** BEGIN GIVEN INFORMATION **
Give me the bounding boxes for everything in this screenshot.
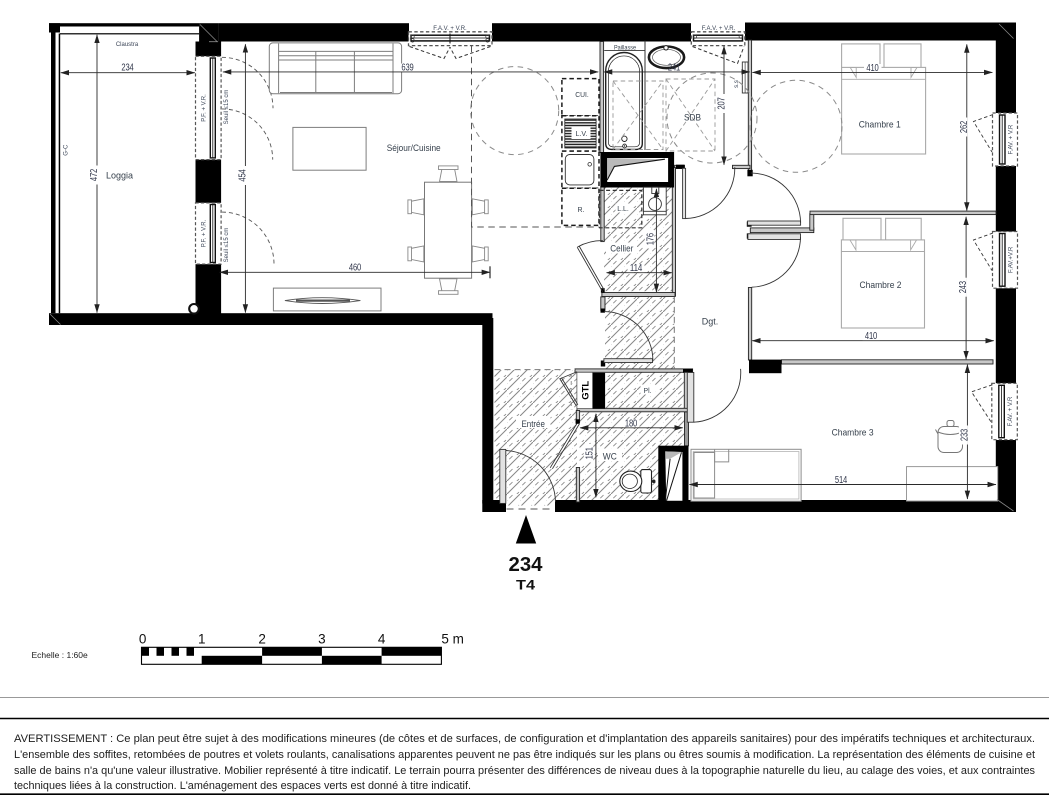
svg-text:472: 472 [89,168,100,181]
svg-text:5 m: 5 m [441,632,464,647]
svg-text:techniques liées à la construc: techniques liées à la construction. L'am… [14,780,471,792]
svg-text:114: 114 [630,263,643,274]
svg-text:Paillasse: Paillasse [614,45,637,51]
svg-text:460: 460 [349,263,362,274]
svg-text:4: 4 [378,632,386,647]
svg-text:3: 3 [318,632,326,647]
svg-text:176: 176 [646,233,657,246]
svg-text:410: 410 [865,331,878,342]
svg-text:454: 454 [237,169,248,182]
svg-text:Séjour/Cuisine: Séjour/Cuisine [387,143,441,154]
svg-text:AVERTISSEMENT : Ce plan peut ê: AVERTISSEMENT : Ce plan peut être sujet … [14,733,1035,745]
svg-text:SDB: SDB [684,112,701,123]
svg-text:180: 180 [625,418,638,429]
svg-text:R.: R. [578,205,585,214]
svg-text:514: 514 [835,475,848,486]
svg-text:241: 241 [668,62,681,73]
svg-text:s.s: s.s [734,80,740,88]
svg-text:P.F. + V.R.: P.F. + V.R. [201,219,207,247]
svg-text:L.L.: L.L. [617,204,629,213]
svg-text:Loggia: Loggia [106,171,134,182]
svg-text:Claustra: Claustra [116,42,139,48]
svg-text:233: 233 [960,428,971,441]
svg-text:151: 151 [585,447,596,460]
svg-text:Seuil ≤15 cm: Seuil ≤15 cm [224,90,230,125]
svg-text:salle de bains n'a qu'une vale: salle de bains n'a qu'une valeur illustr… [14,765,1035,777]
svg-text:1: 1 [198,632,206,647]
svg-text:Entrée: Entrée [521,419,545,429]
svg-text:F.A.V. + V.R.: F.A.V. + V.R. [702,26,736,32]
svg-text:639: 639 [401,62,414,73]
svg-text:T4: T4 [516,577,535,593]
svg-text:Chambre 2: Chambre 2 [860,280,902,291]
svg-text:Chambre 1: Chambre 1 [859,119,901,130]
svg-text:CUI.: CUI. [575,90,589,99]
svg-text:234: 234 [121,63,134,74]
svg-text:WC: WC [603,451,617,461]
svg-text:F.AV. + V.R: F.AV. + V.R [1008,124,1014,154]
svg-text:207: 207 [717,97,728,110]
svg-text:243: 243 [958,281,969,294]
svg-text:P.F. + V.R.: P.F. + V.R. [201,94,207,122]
** END GIVEN INFORMATION **
Please retype all of the material above, character for character, and omit the picture.

Give me the bounding boxes for everything in this screenshot.
svg-text:472: 472 [89,168,100,181]
svg-text:5 m: 5 m [441,632,464,647]
svg-text:techniques liées à la construc: techniques liées à la construction. L'am… [14,780,471,792]
svg-text:114: 114 [630,263,643,274]
svg-text:Paillasse: Paillasse [614,45,637,51]
svg-text:460: 460 [349,263,362,274]
svg-text:4: 4 [378,632,386,647]
svg-text:3: 3 [318,632,326,647]
svg-text:176: 176 [646,233,657,246]
svg-text:410: 410 [865,331,878,342]
svg-text:454: 454 [237,169,248,182]
svg-text:Séjour/Cuisine: Séjour/Cuisine [387,143,441,154]
svg-text:AVERTISSEMENT : Ce plan peut ê: AVERTISSEMENT : Ce plan peut être sujet … [14,733,1035,745]
svg-text:SDB: SDB [684,112,701,123]
svg-text:180: 180 [625,418,638,429]
svg-text:R.: R. [578,205,585,214]
svg-text:514: 514 [835,475,848,486]
svg-text:241: 241 [668,62,681,73]
svg-text:s.s: s.s [734,80,740,88]
svg-text:P.F. + V.R.: P.F. + V.R. [201,219,207,247]
svg-text:L.L.: L.L. [617,204,629,213]
svg-text:Loggia: Loggia [106,171,134,182]
svg-text:Claustra: Claustra [116,42,139,48]
svg-text:233: 233 [960,428,971,441]
svg-text:151: 151 [585,447,596,460]
svg-text:Seuil ≤15 cm: Seuil ≤15 cm [224,90,230,125]
svg-text:salle de bains n'a qu'une vale: salle de bains n'a qu'une valeur illustr… [14,765,1035,777]
svg-text:1: 1 [198,632,206,647]
svg-text:Entrée: Entrée [521,419,545,429]
svg-text:F.A.V. + V.R.: F.A.V. + V.R. [702,26,736,32]
svg-text:639: 639 [401,62,414,73]
svg-text:T4: T4 [516,577,535,593]
svg-text:Chambre 2: Chambre 2 [860,280,902,291]
svg-text:Chambre 1: Chambre 1 [859,119,901,130]
svg-text:CUI.: CUI. [575,90,589,99]
svg-text:234: 234 [121,63,134,74]
svg-text:WC: WC [603,451,617,461]
svg-text:F.AV. + V.R: F.AV. + V.R [1008,124,1014,154]
svg-text:207: 207 [717,97,728,110]
svg-text:243: 243 [958,281,969,294]
svg-text:P.F. + V.R.: P.F. + V.R. [201,94,207,122]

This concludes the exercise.